Vous avez dit prose ?

Nous proposons dans cette nouvelle livraison de Questions de style, d’aborder à notre habitude une problématique sous un angle diachronique. Même si le déséquilibre des propositions fait pencher la balance vers une approche moderne de la question, il n’en reste pas moins intéressant de poser cette question à tous les siècles, et de chercher à cerner ce que cette forme « prose » peut recouvrir. L’absence de contraintes formelles particulières a peut-être en effet comme corollaire une nécessité de cohésion interne d’autant plus forte, que la forme ne dit pas par elle-même ce qu’elle est ni ce qu’elle vise. Et si les distinctions des arts poétiques réservent bien le terme de poésie aux formes versifiées, le contenu de ces vers peut être, à nos yeux modernes, tout à fait surprenant, d’une teneur scientifique ou philosophique, ou d’une recherche verbale, à faire pâlir bien des « poèmes » contemporains. La question ne saurait donc être de se placer sur le terrain de l’esthétique (poésie/vers – prose), et de l’axiologique qu’elle entraîne (poétique – prosaïque), mais de chercher à saisir, à travers des époques et des textes, quel usage spécifique et performant, est fait de cette forme, quel acte d’écriture est proposé – si c’est le cas – dans et par certains usages de la prose.

== Exercice écrit 1 ==
Reproduisez tel quel, dans les enregistrements, tout ce qui va de la ligne contenant « - label-line: экспертов,: [594, 223, 679, 240] » jusqu'à la ligne contenant « - label-line: достигнет: [597, 287, 676, 304] », ces deux lignes comprises.

== Enregistrements bruts ==
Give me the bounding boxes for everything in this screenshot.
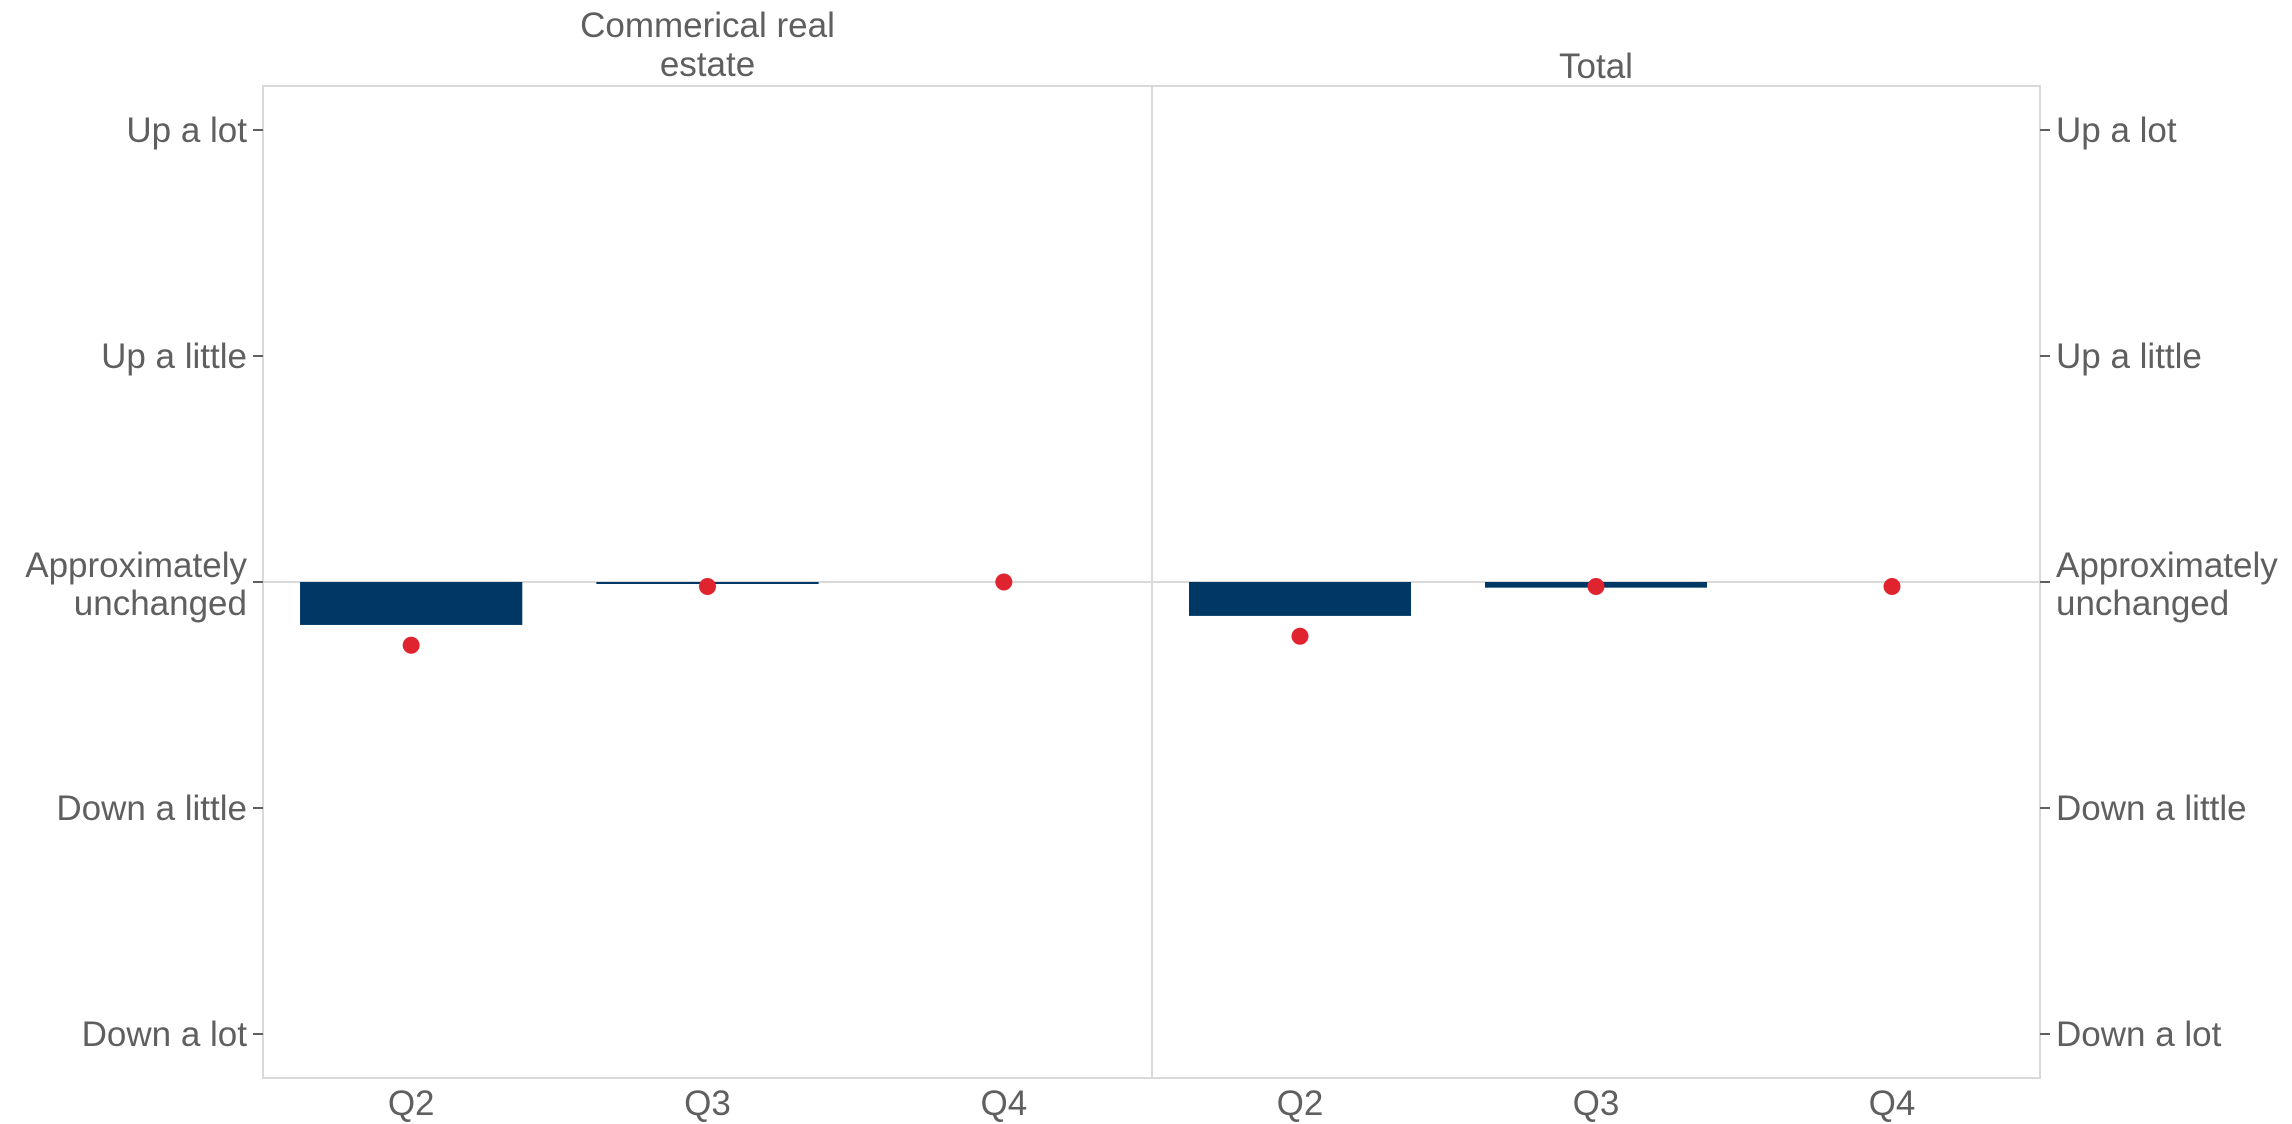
y-axis-right: Down a lot Down a little Approximately unch…	[2040, 111, 2278, 1054]
dot-point	[1587, 578, 1605, 596]
panel-titles: Commerical real estate Total	[580, 6, 1633, 86]
y-tick-label-left: Up a lot	[126, 111, 247, 150]
y-tick-label-left: Up a little	[101, 337, 247, 376]
bar	[1189, 582, 1411, 616]
dot-point	[402, 636, 420, 654]
x-tick-label: Q3	[684, 1084, 731, 1123]
panel-title: Total	[1559, 47, 1633, 86]
chart-marks	[300, 573, 1901, 654]
dot-point	[699, 578, 716, 596]
y-tick-label-right: Down a little	[2056, 789, 2247, 828]
y-axis-left: Down a lot Down a little Approximately unch…	[25, 111, 263, 1054]
plot-frame	[262, 85, 2041, 1079]
y-tick-label-right: Approximately unchanged	[2056, 546, 2278, 623]
y-tick-label-left: Approximately unchanged	[25, 546, 247, 623]
x-axis: Q2 Q3 Q4 Q2 Q3 Q4	[388, 1084, 1916, 1123]
y-tick-label-left: Down a little	[56, 789, 247, 828]
y-tick-label-left: Down a lot	[82, 1015, 248, 1054]
dot-point	[995, 573, 1013, 591]
x-tick-label: Q3	[1573, 1084, 1620, 1123]
y-tick-label-right: Up a lot	[2056, 111, 2177, 150]
y-tick-label-right: Up a little	[2056, 337, 2202, 376]
panel-title: Commerical real estate	[580, 6, 835, 84]
bar	[300, 582, 523, 625]
x-tick-label: Q4	[1869, 1084, 1916, 1123]
x-tick-label: Q2	[1277, 1084, 1324, 1123]
dot-point	[1883, 578, 1901, 596]
x-tick-label: Q4	[980, 1084, 1027, 1123]
x-tick-label: Q2	[388, 1084, 435, 1123]
dot-point	[1291, 627, 1309, 645]
y-tick-label-right: Down a lot	[2056, 1015, 2222, 1054]
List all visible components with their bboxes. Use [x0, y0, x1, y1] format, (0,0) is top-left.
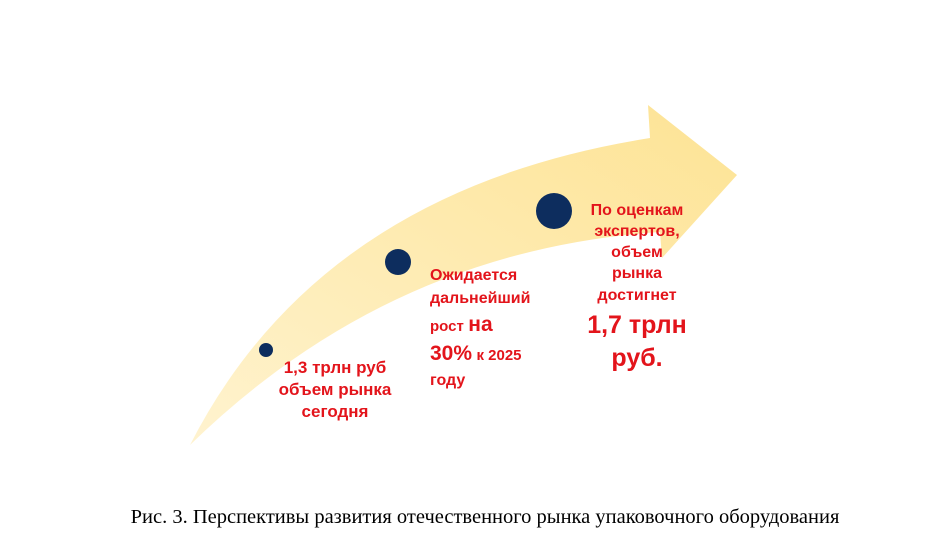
- label-line: экспертов,: [594, 223, 679, 240]
- label-line: По оценкам: [591, 202, 684, 219]
- milestone-2025: Ожидается дальнейший рост на 30% к 2025 …: [430, 267, 530, 389]
- label-line: 30% к 2025: [430, 342, 522, 365]
- growth-arrow: [190, 105, 737, 445]
- label-line: достигнет: [597, 287, 676, 304]
- milestone-dot: [536, 193, 572, 229]
- milestone-dot: [385, 249, 411, 275]
- caption: Рис. 3. Перспективы развития отечественн…: [131, 506, 840, 528]
- label-highlight: 30%: [430, 342, 472, 365]
- label-line: Ожидается: [430, 267, 517, 284]
- label-line: объем: [611, 244, 663, 261]
- label-highlight: 1,7 трлн: [587, 311, 687, 339]
- label-highlight: на: [468, 313, 493, 336]
- label-line: 1,3 трлн руб: [284, 358, 387, 377]
- label-line: рынка: [612, 265, 662, 282]
- label-highlight: руб.: [611, 344, 662, 372]
- label-line: объем рынка: [279, 380, 392, 399]
- label-line: дальнейший: [430, 290, 530, 307]
- label-part: к 2025: [476, 347, 521, 364]
- milestone-today: 1,3 трлн руб объем рынка сегодня: [279, 358, 392, 421]
- label-line: сегодня: [302, 402, 369, 421]
- milestone-forecast: По оценкам экспертов, объем рынка достиг…: [587, 202, 687, 372]
- label-line: году: [430, 372, 465, 389]
- label-line: рост на: [430, 313, 493, 336]
- label-part: рост: [430, 318, 464, 335]
- milestone-dot: [259, 343, 273, 357]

== Exercice écrit 2 ==
Résumez en deux phrases l'extrait choisi sur la prose.

== Réponse complète 1 ==
- label-line: экспертов,: [594, 223, 679, 240]
- label-line: По оценкам: [591, 202, 684, 219]
- milestone-2025: Ожидается дальнейший рост на 30% к 2025 …: [430, 267, 530, 389]
- label-line: 30% к 2025: [430, 342, 522, 365]
- growth-arrow: [190, 105, 737, 445]
- label-line: достигнет: [597, 287, 676, 304]

== Réponse complète 2 ==
Cette livraison de Questions de style aborde la prose sous un angle diachronique, en posant la question à tous les siècles pour cerner ce que cette forme peut recouvrir. Il ne s'agit pas de se placer sur le terrain de l'esthétique et de l'axiologique, mais de saisir, à travers des époques et des textes, quel usage spécifique et performant est fait de cette forme et quel acte d'écriture est proposé par certains usages de la prose.